Alors qu’ils auraient pu invoquer les articles 10 du code civil et 145 du code de procédure civile en vertu desquels il peut être ordonné à des tiers, sur requête ou en référé, de produire tous documents qu’ils détiennent s’il existe un motif légitime de conserver ou d’établir avant tout procès la preuve de faits dont pourrait dépendre la solution d’un litige, les appelants fondent leur demande de communication de pièces, comme en première instance, sur les dispositions de l’article 835 du code de procédure civile, en vertu duquel le président du tribunal judiciaire ou le juge des contentieux de la protection dans les limites de sa compétence peuvent toujours, même en présence d’une contestation sérieuse, prescrire en référé les mesures conservatoires ou de remise en état qui s’imposent, soit pour prévenir un dommage imminent, soit pour faire cesser un trouble manifestement illicite.
L’article 12 du code de procédure civile dispose que le juge tranche le litige conformément aux règles de droit qui lui sont applicables ; qu’il doit donner ou restituer leur exacte qualification aux faits et actes litigieux sans s’arrêter à la dénomination que les parties en auraient proposée’; que toutefois, il ne peut changer la dénomination ou le fondement juridique lorsque les parties, en vertu d’un accord exprès et pour les droits dont elles ont la libre disposition, l’ont lié par les qualifications et points de droit auxquels elles entendent limiter le débat.
En l’espèce, la cour est liée par le fondement juridique invoqué par les appelants au soutien de leur demande et il leur appartient en conséquence, par la critique de la décision entreprise, d’en démontrer le bien-fondé.
Mme [I] et M. [D] [W] n’expliquent pas en quoi les communications de pièces qu’ils sollicitent constitueraient des mesures conservatoires ou de remise en état et n’invoquent aucun dommage imminent qu’ils entendraient prévenir, mais font valoir que le refus de la SCI [W] de leur communiquer l’ensemble des pièces qu’ils sollicitent constituerait un trouble manifestement illicite qu’il conviendrait de faire cesser.
Ceci étant exposé, il est constant que constitue un trouble manifestement illicite la violation évidente d’une règle de droit résultant d’un fait matériel ou juridique.
Aux termes de l’article 1844, alinéa 1er du code civil, tout associé a le droit de participer aux décisions collectives.
L’article 1855 du code civil dispose que les associés ont le droit d’obtenir, au moins une fois par an, communication des livres et des documents sociaux, et de poser par écrit des questions sur la gestion sociale auxquelles il devra être répondu par écrit dans le délai d’un mois.
L’article 48 du décret n°78-704 du 3 juillet 1978 précise qu’en application des dispositions de l’article 1855 du code civil, l’associé non gérant a le droit de prendre par lui-même, au siège social, connaissance de tous les livres et documents sociaux, des contrats, factures, correspondance, procès-verbaux et plus généralement de tout document établi par la société ou reçu par elle ; que le droit de prendre connaissance emporte celui de prendre copie ; que dans l’exercice de ces droits, l’associé peut se faire assister d’un expert choisi parmi les experts agréés par la Cour de cassation ou les experts près une cour d’appel.

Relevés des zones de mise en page
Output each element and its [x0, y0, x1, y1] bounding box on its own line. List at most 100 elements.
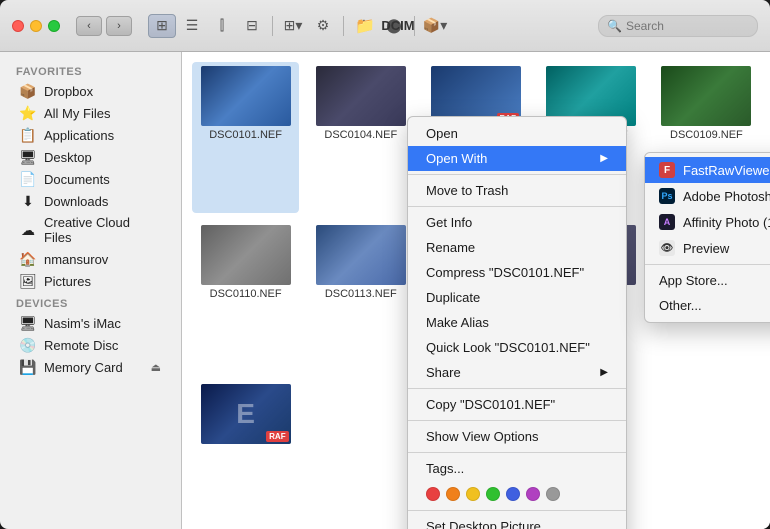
context-get-info[interactable]: Get Info	[408, 210, 626, 235]
context-copy[interactable]: Copy "DSC0101.NEF"	[408, 392, 626, 417]
sidebar-item-pictures[interactable]: 🖼 Pictures	[4, 270, 177, 292]
sidebar-item-dropbox[interactable]: 📦 Dropbox	[4, 80, 177, 102]
dropbox-button[interactable]: 📦▾	[421, 14, 449, 38]
context-tags[interactable]: Tags...	[408, 456, 626, 481]
icon-view-button[interactable]: ⊞	[148, 14, 176, 38]
submenu-separator	[645, 264, 770, 265]
separator-6	[408, 510, 626, 511]
nav-buttons: ‹ ›	[76, 16, 132, 36]
cloud-icon: ☁	[20, 222, 36, 238]
maximize-button[interactable]	[48, 20, 60, 32]
dropbox-icon: 📦	[20, 83, 36, 99]
content-area: DSC0101.NEF DSC0104.NEF RAF DSC0108.NEF	[182, 52, 770, 529]
sidebar-item-remote-disc[interactable]: 💿 Remote Disc	[4, 334, 177, 356]
desktop-icon: 🖥	[20, 149, 36, 165]
context-move-trash[interactable]: Move to Trash	[408, 178, 626, 203]
search-box[interactable]: 🔍	[598, 15, 758, 37]
sidebar-item-documents[interactable]: 📄 Documents	[4, 168, 177, 190]
file-thumb-dsc0104	[316, 66, 406, 126]
sidebar-item-nasim-imac[interactable]: 🖥 Nasim's iMac	[4, 312, 177, 334]
context-open[interactable]: Open	[408, 121, 626, 146]
file-label-dsc0109: DSC0109.NEF	[670, 129, 743, 141]
context-quick-look[interactable]: Quick Look "DSC0101.NEF"	[408, 335, 626, 360]
context-compress[interactable]: Compress "DSC0101.NEF"	[408, 260, 626, 285]
submenu-photoshop[interactable]: Ps Adobe Photoshop CC 2017	[645, 183, 770, 209]
submenu-preview[interactable]: 👁 Preview	[645, 235, 770, 261]
file-label-dsc0101: DSC0101.NEF	[209, 129, 282, 141]
sidebar-item-downloads[interactable]: ⬇ Downloads	[4, 190, 177, 212]
file-item-raf3[interactable]: E RAF	[192, 380, 299, 519]
disc-icon: 💿	[20, 337, 36, 353]
column-view-button[interactable]: ⫿	[208, 14, 236, 38]
context-share[interactable]: Share ▶	[408, 360, 626, 385]
tag-orange[interactable]	[446, 487, 460, 501]
sidebar-label-desktop: Desktop	[44, 150, 92, 165]
arrange-button[interactable]: ⊞▾	[279, 14, 307, 38]
imac-icon: 🖥	[20, 315, 36, 331]
separator-3	[408, 388, 626, 389]
sidebar-item-nmansurov[interactable]: 🏠 nmansurov	[4, 248, 177, 270]
sidebar-item-memory-card[interactable]: 💾 Memory Card ⏏	[4, 356, 177, 378]
tag-red[interactable]	[426, 487, 440, 501]
submenu-fastraw[interactable]: F FastRawViewer (default) (1.4.3)	[645, 157, 770, 183]
sidebar-label-downloads: Downloads	[44, 194, 108, 209]
color-tags	[408, 481, 626, 507]
pictures-icon: 🖼	[20, 273, 36, 289]
sidebar-item-desktop[interactable]: 🖥 Desktop	[4, 146, 177, 168]
submenu-app-store[interactable]: App Store...	[645, 268, 770, 293]
forward-button[interactable]: ›	[106, 16, 132, 36]
file-label-dsc0113: DSC0113.NEF	[325, 288, 397, 300]
applications-icon: 📋	[20, 127, 36, 143]
sidebar-item-all-my-files[interactable]: ⭐ All My Files	[4, 102, 177, 124]
separator-1	[408, 174, 626, 175]
context-rename[interactable]: Rename	[408, 235, 626, 260]
file-item-dsc0113[interactable]: DSC0113.NEF	[307, 221, 414, 372]
file-thumb-raf3: E RAF	[201, 384, 291, 444]
affinity-icon: A	[659, 214, 675, 230]
tag-yellow[interactable]	[466, 487, 480, 501]
context-set-desktop[interactable]: Set Desktop Picture	[408, 514, 626, 529]
file-item-dsc0110[interactable]: DSC0110.NEF	[192, 221, 299, 372]
file-item-dsc0101[interactable]: DSC0101.NEF	[192, 62, 299, 213]
context-make-alias[interactable]: Make Alias	[408, 310, 626, 335]
folder-icon: 📁	[355, 16, 375, 36]
search-input[interactable]	[626, 19, 746, 33]
window-title: 📁 DCIM	[355, 16, 414, 36]
tag-purple[interactable]	[526, 487, 540, 501]
file-item-dsc0104[interactable]: DSC0104.NEF	[307, 62, 414, 213]
submenu-other[interactable]: Other...	[645, 293, 770, 318]
tag-gray[interactable]	[546, 487, 560, 501]
submenu-affinity[interactable]: A Affinity Photo (1.5.2)	[645, 209, 770, 235]
sidebar-label-dropbox: Dropbox	[44, 84, 93, 99]
file-label-dsc0104: DSC0104.NEF	[324, 129, 397, 141]
main-layout: Favorites 📦 Dropbox ⭐ All My Files 📋 App…	[0, 52, 770, 529]
list-view-button[interactable]: ☰	[178, 14, 206, 38]
sidebar-label-all-my-files: All My Files	[44, 106, 110, 121]
context-menu-main[interactable]: Open Open With ▶ Move to Trash Get Info	[407, 116, 627, 529]
toolbar-separator-1	[272, 16, 273, 36]
sidebar-item-creative-cloud[interactable]: ☁ Creative Cloud Files	[4, 212, 177, 248]
sidebar-label-creative-cloud: Creative Cloud Files	[44, 215, 161, 245]
documents-icon: 📄	[20, 171, 36, 187]
finder-window: ‹ › ⊞ ☰ ⫿ ⊟ ⊞▾ ⚙ ⬆ ⬤ 📦▾ 📁 DCIM 🔍	[0, 0, 770, 529]
memory-card-icon: 💾	[20, 359, 36, 375]
star-icon: ⭐	[20, 105, 36, 121]
context-duplicate[interactable]: Duplicate	[408, 285, 626, 310]
titlebar: ‹ › ⊞ ☰ ⫿ ⊟ ⊞▾ ⚙ ⬆ ⬤ 📦▾ 📁 DCIM 🔍	[0, 0, 770, 52]
sidebar: Favorites 📦 Dropbox ⭐ All My Files 📋 App…	[0, 52, 182, 529]
tag-blue[interactable]	[506, 487, 520, 501]
tag-green[interactable]	[486, 487, 500, 501]
action-button[interactable]: ⚙	[309, 14, 337, 38]
sidebar-item-applications[interactable]: 📋 Applications	[4, 124, 177, 146]
eject-icon[interactable]: ⏏	[151, 361, 161, 374]
ps-icon: Ps	[659, 188, 675, 204]
close-button[interactable]	[12, 20, 24, 32]
flow-view-button[interactable]: ⊟	[238, 14, 266, 38]
separator-5	[408, 452, 626, 453]
back-button[interactable]: ‹	[76, 16, 102, 36]
submenu-open-with[interactable]: F FastRawViewer (default) (1.4.3) Ps Ado…	[644, 152, 770, 323]
minimize-button[interactable]	[30, 20, 42, 32]
context-open-with[interactable]: Open With ▶	[408, 146, 626, 171]
context-show-view-opts[interactable]: Show View Options	[408, 424, 626, 449]
downloads-icon: ⬇	[20, 193, 36, 209]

Consignes>
a. Relevez, dans les entrées, chaque ligne qui contient la chaîne « disc ».
b. Rédigez la suite de l'extrait de décision de justice sur la communication de pièces aux associés, à partir de sa dernière phrase.

Réponses rédigées>
a.
sidebar-item-remote-disc[interactable]: 💿 Remote Disc	[4, 334, 177, 356]
disc-icon: 💿	[20, 337, 36, 353]

b.
Le juge des référés a relevé, d’une part, que les convocations aux assemblées générales des 30 mai 2018, 17 juin 2019, 15 juillet 2020, 15 décembre 2021 et 26 juin 2022, envoyées au moins quinze jours avant les dates fixées pour ces assemblées, comportaient la mention de la transmission du texte des résolutions proposées, du rapport d’activité du gérant et des comptes annuels (bilan, compte de résultat et annexe), ainsi que de la mention selon laquelle ‘ces mêmes documents sont tenus à la disposition des associés convoqués au siège social’où il leur est possible d’en ‘prendre connaissance ou copie’, d’autre part qu’il était produit par la SCI [W], au titre de chacune des assemblées générales, un document établi par l’expert comptable mandaté, contenant ‘déclaration des sociétés immobilières non soumises à l’impôt sur les sociétés’, un ‘compte de résultat simplifié’ de l’exercice concerné, un état récapitulatif des ‘immobilisations et amortissements- données comptables’, un ‘bilan simplifié’ de l’exercice, et a justement précisé que dans le cadre d’une SCI composée de personnes physiques, une comptabilité simplifiée, qui reprend les recettes et les dépenses de la société et les soldes de fin d’année correspondant au solde figurant sur le compte bancaire, est admise et suffisante.
C’est ensuite par des motifs pertinents, que la cour adopte, que ce juge, ayant constaté que Mme'[N] [I] et M. [D] [W] ne justifiaient pas de ce que le libre accès et la possibilité de prendre copie des pièces sollicitées leur aient été refusés, a considéré qu’ils ne démontraient pas le caractère manifestement illicite du trouble qu’ils alléguaient subir.
Les conclusions de Mme [N] [I] et M. [D] [W] en cause d’appel reproduisent leur considérations de première instance sur le principe et les modalités du droit à communication des documents sociaux et les manquements allégués de l’intimée en la matière et en ce qui concerne plus généralement la gestion de l’entreprise, mais ne comportent aucune critique de la décision entreprise ni ne précisent en quoi l’absence de communication des documents qu’ils réclament, et dont la cour observe qu’ils excèdent l’obligation de communication prévue par l’article 1855 du code civil, constituerait un trouble manifestement illicite.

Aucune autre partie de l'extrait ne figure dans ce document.